Data excerpts:
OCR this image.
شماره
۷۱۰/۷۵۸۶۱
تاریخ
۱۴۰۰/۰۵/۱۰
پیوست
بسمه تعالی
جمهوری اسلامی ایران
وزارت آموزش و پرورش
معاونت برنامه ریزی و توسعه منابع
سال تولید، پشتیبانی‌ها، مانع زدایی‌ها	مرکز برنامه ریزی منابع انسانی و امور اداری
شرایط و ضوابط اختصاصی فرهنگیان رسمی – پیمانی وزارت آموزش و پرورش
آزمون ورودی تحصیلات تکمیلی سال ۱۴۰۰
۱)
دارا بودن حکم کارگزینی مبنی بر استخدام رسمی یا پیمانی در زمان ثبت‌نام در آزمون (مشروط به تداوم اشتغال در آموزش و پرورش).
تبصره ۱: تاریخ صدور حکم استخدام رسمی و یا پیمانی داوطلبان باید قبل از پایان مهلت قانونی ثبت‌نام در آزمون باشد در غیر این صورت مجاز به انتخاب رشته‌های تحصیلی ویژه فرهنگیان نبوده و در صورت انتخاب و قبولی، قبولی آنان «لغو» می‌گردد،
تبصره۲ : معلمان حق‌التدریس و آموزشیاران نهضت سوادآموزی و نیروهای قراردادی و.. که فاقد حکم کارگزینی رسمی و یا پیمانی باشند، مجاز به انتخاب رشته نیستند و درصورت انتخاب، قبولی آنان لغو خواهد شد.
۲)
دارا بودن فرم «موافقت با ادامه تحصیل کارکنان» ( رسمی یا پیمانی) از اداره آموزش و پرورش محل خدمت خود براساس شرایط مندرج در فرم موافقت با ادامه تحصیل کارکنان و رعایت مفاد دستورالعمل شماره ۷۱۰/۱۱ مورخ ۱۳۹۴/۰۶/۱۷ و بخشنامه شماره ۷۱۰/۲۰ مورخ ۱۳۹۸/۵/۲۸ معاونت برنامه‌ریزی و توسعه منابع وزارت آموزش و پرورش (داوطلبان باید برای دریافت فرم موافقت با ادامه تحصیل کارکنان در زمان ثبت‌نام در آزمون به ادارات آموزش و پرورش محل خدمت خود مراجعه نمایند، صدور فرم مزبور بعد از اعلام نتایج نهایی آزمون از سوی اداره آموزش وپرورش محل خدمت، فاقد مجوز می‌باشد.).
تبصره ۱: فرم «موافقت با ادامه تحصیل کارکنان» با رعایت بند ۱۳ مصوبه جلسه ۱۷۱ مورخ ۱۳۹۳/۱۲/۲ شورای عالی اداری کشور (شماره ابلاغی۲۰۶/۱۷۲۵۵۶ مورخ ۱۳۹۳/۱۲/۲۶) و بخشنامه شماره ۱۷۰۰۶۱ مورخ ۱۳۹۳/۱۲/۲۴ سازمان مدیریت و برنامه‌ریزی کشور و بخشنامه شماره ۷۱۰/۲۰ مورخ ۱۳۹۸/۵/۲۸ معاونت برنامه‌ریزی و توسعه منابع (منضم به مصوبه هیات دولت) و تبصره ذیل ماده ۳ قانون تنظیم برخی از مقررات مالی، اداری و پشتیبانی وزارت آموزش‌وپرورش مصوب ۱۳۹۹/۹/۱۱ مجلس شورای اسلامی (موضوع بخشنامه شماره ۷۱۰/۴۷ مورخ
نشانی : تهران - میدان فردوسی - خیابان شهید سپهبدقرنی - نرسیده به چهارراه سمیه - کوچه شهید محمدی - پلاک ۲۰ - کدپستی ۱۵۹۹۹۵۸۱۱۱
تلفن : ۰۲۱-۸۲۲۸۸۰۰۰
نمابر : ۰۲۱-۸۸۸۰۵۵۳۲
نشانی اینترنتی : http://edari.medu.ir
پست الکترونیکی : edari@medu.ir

Prompt: Locate all lines holding the word "فاقد", then copy them out.

Worked solution:
تبصره۲ : معلمان حق‌التدریس و آموزشیاران نهضت سوادآموزی و نیروهای قراردادی و.. که فاقد حکم کارگزینی رسمی و یا پیمانی باشند، مجاز به انتخاب رشته نیستند و درصورت انتخاب، قبولی آنان لغو خواهد شد.
دارا بودن فرم «موافقت با ادامه تحصیل کارکنان» ( رسمی یا پیمانی) از اداره آموزش و پرورش محل خدمت خود براساس شرایط مندرج در فرم موافقت با ادامه تحصیل کارکنان و رعایت مفاد دستورالعمل شماره ۷۱۰/۱۱ مورخ ۱۳۹۴/۰۶/۱۷ و بخشنامه شماره ۷۱۰/۲۰ مورخ ۱۳۹۸/۵/۲۸ معاونت برنامه‌ریزی و توسعه منابع وزارت آموزش و پرورش (داوطلبان باید برای دریافت فرم موافقت با ادامه تحصیل کارکنان در زمان ثبت‌نام در آزمون به ادارات آموزش و پرورش محل خدمت خود مراجعه نمایند، صدور فرم مزبور بعد از اعلام نتایج نهایی آزمون از سوی اداره آموزش وپرورش محل خدمت، فاقد مجوز می‌باشد.).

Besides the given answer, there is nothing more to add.